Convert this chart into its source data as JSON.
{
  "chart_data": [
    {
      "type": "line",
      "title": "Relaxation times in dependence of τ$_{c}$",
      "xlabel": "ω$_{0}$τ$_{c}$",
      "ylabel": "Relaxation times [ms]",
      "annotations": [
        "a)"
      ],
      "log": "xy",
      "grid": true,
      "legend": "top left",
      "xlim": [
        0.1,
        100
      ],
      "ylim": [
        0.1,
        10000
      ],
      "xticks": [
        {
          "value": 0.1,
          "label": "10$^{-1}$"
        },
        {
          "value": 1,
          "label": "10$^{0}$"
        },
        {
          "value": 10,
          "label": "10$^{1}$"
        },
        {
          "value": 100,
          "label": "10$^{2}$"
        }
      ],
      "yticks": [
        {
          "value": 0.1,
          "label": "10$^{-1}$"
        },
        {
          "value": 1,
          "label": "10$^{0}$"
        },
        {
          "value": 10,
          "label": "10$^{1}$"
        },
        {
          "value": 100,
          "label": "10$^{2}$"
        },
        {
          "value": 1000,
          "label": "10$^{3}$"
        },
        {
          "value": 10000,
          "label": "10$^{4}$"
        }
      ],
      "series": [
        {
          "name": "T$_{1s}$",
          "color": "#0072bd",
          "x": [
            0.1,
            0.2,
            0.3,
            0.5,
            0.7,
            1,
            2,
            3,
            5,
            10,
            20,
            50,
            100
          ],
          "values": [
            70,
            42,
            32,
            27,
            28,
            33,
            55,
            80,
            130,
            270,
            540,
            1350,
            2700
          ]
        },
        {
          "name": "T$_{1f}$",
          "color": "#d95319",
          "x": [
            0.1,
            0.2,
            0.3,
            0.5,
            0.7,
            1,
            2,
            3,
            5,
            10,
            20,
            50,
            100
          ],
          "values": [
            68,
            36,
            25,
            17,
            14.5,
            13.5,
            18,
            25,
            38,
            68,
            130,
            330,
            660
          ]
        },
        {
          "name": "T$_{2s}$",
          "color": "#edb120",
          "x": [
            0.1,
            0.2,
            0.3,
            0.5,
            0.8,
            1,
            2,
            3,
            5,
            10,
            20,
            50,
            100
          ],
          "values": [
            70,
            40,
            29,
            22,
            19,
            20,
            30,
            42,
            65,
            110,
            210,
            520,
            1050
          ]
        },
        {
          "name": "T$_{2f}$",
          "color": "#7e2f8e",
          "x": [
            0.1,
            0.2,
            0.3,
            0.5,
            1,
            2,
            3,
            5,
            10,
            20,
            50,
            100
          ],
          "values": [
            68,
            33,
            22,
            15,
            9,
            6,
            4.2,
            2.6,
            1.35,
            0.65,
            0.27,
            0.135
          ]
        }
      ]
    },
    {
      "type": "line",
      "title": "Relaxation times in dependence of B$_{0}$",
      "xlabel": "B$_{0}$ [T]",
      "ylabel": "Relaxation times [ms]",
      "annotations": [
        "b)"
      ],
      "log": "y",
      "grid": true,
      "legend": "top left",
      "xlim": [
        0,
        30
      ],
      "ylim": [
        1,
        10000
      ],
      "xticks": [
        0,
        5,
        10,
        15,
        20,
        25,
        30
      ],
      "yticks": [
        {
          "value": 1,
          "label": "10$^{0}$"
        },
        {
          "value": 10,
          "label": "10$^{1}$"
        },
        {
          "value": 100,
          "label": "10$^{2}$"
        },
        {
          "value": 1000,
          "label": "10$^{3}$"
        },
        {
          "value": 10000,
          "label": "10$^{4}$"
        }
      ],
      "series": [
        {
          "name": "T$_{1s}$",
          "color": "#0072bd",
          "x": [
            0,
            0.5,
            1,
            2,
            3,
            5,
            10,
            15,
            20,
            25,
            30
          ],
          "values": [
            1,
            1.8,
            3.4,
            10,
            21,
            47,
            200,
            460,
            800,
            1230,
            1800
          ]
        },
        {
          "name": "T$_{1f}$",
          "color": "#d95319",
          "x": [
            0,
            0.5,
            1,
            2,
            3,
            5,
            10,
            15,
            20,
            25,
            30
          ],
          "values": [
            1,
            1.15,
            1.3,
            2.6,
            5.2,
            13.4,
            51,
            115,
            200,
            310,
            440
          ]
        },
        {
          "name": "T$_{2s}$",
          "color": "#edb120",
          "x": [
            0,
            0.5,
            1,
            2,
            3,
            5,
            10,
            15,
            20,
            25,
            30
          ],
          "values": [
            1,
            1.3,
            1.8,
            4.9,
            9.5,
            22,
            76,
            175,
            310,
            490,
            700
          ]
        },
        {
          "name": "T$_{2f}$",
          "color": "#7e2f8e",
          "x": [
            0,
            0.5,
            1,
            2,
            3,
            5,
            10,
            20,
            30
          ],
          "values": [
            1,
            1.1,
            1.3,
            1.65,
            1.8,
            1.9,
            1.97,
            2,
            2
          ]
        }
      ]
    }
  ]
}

= = = = =

Transcribe every line of the data, exactly as it stands.

Convert this chart into its source data as JSON.
{
  "chart_data": [
    {
      "type": "line",
      "title": "Relaxation times in dependence of τ$_{c}$",
      "xlabel": "ω$_{0}$τ$_{c}$",
      "ylabel": "Relaxation times [ms]",
      "annotations": [
        "a)"
      ],
      "log": "xy",
      "grid": true,
      "legend": "top left",
      "xlim": [
        0.1,
        100
      ],
      "ylim": [
        0.1,
        10000
      ],
      "xticks": [
        {
          "value": 0.1,
          "label": "10$^{-1}$"
        },
        {
          "value": 1,
          "label": "10$^{0}$"
        },
        {
          "value": 10,
          "label": "10$^{1}$"
        },
        {
          "value": 100,
          "label": "10$^{2}$"
        }
      ],
      "yticks": [
        {
          "value": 0.1,
          "label": "10$^{-1}$"
        },
        {
          "value": 1,
          "label": "10$^{0}$"
        },
        {
          "value": 10,
          "label": "10$^{1}$"
        },
        {
          "value": 100,
          "label": "10$^{2}$"
        },
        {
          "value": 1000,
          "label": "10$^{3}$"
        },
        {
          "value": 10000,
          "label": "10$^{4}$"
        }
      ],
      "series": [
        {
          "name": "T$_{1s}$",
          "color": "#0072bd",
          "x": [
            0.1,
            0.2,
            0.3,
            0.5,
            0.7,
            1,
            2,
            3,
            5,
            10,
            20,
            50,
            100
          ],
          "values": [
            70,
            42,
            32,
            27,
            28,
            33,
            55,
            80,
            130,
            270,
            540,
            1350,
            2700
          ]
        },
        {
          "name": "T$_{1f}$",
          "color": "#d95319",
          "x": [
            0.1,
            0.2,
            0.3,
            0.5,
            0.7,
            1,
            2,
            3,
            5,
            10,
            20,
            50,
            100
          ],
          "values": [
            68,
            36,
            25,
            17,
            14.5,
            13.5,
            18,
            25,
            38,
            68,
            130,
            330,
            660
          ]
        },
        {
          "name": "T$_{2s}$",
          "color": "#edb120",
          "x": [
            0.1,
            0.2,
            0.3,
            0.5,
            0.8,
            1,
            2,
            3,
            5,
            10,
            20,
            50,
            100
          ],
          "values": [
            70,
            40,
            29,
            22,
            19,
            20,
            30,
            42,
            65,
            110,
            210,
            520,
            1050
          ]
        },
        {
          "name": "T$_{2f}$",
          "color": "#7e2f8e",
          "x": [
            0.1,
            0.2,
            0.3,
            0.5,
            1,
            2,
            3,
            5,
            10,
            20,
            50,
            100
          ],
          "values": [
            68,
            33,
            22,
            15,
            9,
            6,
            4.2,
            2.6,
            1.35,
            0.65,
            0.27,
            0.135
          ]
        }
      ]
    },
    {
      "type": "line",
      "title": "Relaxation times in dependence of B$_{0}$",
      "xlabel": "B$_{0}$ [T]",
      "ylabel": "Relaxation times [ms]",
      "annotations": [
        "b)"
      ],
      "log": "y",
      "grid": true,
      "legend": "top left",
      "xlim": [
        0,
        30
      ],
      "ylim": [
        1,
        10000
      ],
      "xticks": [
        0,
        5,
        10,
        15,
        20,
        25,
        30
      ],
      "yticks": [
        {
          "value": 1,
          "label": "10$^{0}$"
        },
        {
          "value": 10,
          "label": "10$^{1}$"
        },
        {
          "value": 100,
          "label": "10$^{2}$"
        },
        {
          "value": 1000,
          "label": "10$^{3}$"
        },
        {
          "value": 10000,
          "label": "10$^{4}$"
        }
      ],
      "series": [
        {
          "name": "T$_{1s}$",
          "color": "#0072bd",
          "x": [
            0,
            0.5,
            1,
            2,
            3,
            5,
            10,
            15,
            20,
            25,
            30
          ],
          "values": [
            1,
            1.8,
            3.4,
            10,
            21,
            47,
            200,
            460,
            800,
            1230,
            1800
          ]
        },
        {
          "name": "T$_{1f}$",
          "color": "#d95319",
          "x": [
            0,
            0.5,
            1,
            2,
            3,
            5,
            10,
            15,
            20,
            25,
            30
          ],
          "values": [
            1,
            1.15,
            1.3,
            2.6,
            5.2,
            13.4,
            51,
            115,
            200,
            310,
            440
          ]
        },
        {
          "name": "T$_{2s}$",
          "color": "#edb120",
          "x": [
            0,
            0.5,
            1,
            2,
            3,
            5,
            10,
            15,
            20,
            25,
            30
          ],
          "values": [
            1,
            1.3,
            1.8,
            4.9,
            9.5,
            22,
            76,
            175,
            310,
            490,
            700
          ]
        },
        {
          "name": "T$_{2f}$",
          "color": "#7e2f8e",
          "x": [
            0,
            0.5,
            1,
            2,
            3,
            5,
            10,
            20,
            30
          ],
          "values": [
            1,
            1.1,
            1.3,
            1.65,
            1.8,
            1.9,
            1.97,
            2,
            2
          ]
        }
      ]
    }
  ]
}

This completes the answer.